- Aim of the exercise: Without omitting anything, return the records precisely as given.

[Begin Extracted entries]

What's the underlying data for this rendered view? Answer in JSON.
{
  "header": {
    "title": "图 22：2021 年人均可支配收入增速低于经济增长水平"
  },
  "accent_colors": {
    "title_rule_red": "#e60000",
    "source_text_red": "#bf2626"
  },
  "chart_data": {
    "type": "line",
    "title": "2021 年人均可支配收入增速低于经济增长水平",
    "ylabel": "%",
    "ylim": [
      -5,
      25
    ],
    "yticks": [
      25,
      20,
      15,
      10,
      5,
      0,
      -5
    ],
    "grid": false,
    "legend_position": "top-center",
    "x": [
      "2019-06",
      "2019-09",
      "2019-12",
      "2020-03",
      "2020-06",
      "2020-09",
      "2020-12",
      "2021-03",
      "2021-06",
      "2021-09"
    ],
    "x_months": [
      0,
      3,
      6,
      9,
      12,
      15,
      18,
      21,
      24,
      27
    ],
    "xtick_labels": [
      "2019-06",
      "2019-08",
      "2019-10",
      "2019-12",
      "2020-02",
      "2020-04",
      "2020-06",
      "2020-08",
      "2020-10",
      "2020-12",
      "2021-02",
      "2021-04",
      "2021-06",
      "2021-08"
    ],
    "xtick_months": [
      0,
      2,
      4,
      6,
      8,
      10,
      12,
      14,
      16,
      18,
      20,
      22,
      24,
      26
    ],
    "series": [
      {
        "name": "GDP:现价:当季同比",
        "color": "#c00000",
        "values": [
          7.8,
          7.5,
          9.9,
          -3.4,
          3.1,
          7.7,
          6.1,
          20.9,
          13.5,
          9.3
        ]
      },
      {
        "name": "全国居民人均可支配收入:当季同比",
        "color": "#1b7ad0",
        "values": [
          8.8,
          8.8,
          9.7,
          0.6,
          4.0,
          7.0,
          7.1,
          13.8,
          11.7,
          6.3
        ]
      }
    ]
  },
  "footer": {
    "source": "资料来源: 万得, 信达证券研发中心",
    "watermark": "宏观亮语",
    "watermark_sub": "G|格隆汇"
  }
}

[End Extracted entries]

- Solved problem:
What's the underlying data for this rendered view? Answer in JSON.
{
  "header": {
    "title": "图 22：2021 年人均可支配收入增速低于经济增长水平"
  },
  "accent_colors": {
    "title_rule_red": "#e60000",
    "source_text_red": "#bf2626"
  },
  "chart_data": {
    "type": "line",
    "title": "2021 年人均可支配收入增速低于经济增长水平",
    "ylabel": "%",
    "ylim": [
      -5,
      25
    ],
    "yticks": [
      25,
      20,
      15,
      10,
      5,
      0,
      -5
    ],
    "grid": false,
    "legend_position": "top-center",
    "x": [
      "2019-06",
      "2019-09",
      "2019-12",
      "2020-03",
      "2020-06",
      "2020-09",
      "2020-12",
      "2021-03",
      "2021-06",
      "2021-09"
    ],
    "x_months": [
      0,
      3,
      6,
      9,
      12,
      15,
      18,
      21,
      24,
      27
    ],
    "xtick_labels": [
      "2019-06",
      "2019-08",
      "2019-10",
      "2019-12",
      "2020-02",
      "2020-04",
      "2020-06",
      "2020-08",
      "2020-10",
      "2020-12",
      "2021-02",
      "2021-04",
      "2021-06",
      "2021-08"
    ],
    "xtick_months": [
      0,
      2,
      4,
      6,
      8,
      10,
      12,
      14,
      16,
      18,
      20,
      22,
      24,
      26
    ],
    "series": [
      {
        "name": "GDP:现价:当季同比",
        "color": "#c00000",
        "values": [
          7.8,
          7.5,
          9.9,
          -3.4,
          3.1,
          7.7,
          6.1,
          20.9,
          13.5,
          9.3
        ]
      },
      {
        "name": "全国居民人均可支配收入:当季同比",
        "color": "#1b7ad0",
        "values": [
          8.8,
          8.8,
          9.7,
          0.6,
          4.0,
          7.0,
          7.1,
          13.8,
          11.7,
          6.3
        ]
      }
    ]
  },
  "footer": {
    "source": "资料来源: 万得, 信达证券研发中心",
    "watermark": "宏观亮语",
    "watermark_sub": "G|格隆汇"
  }
}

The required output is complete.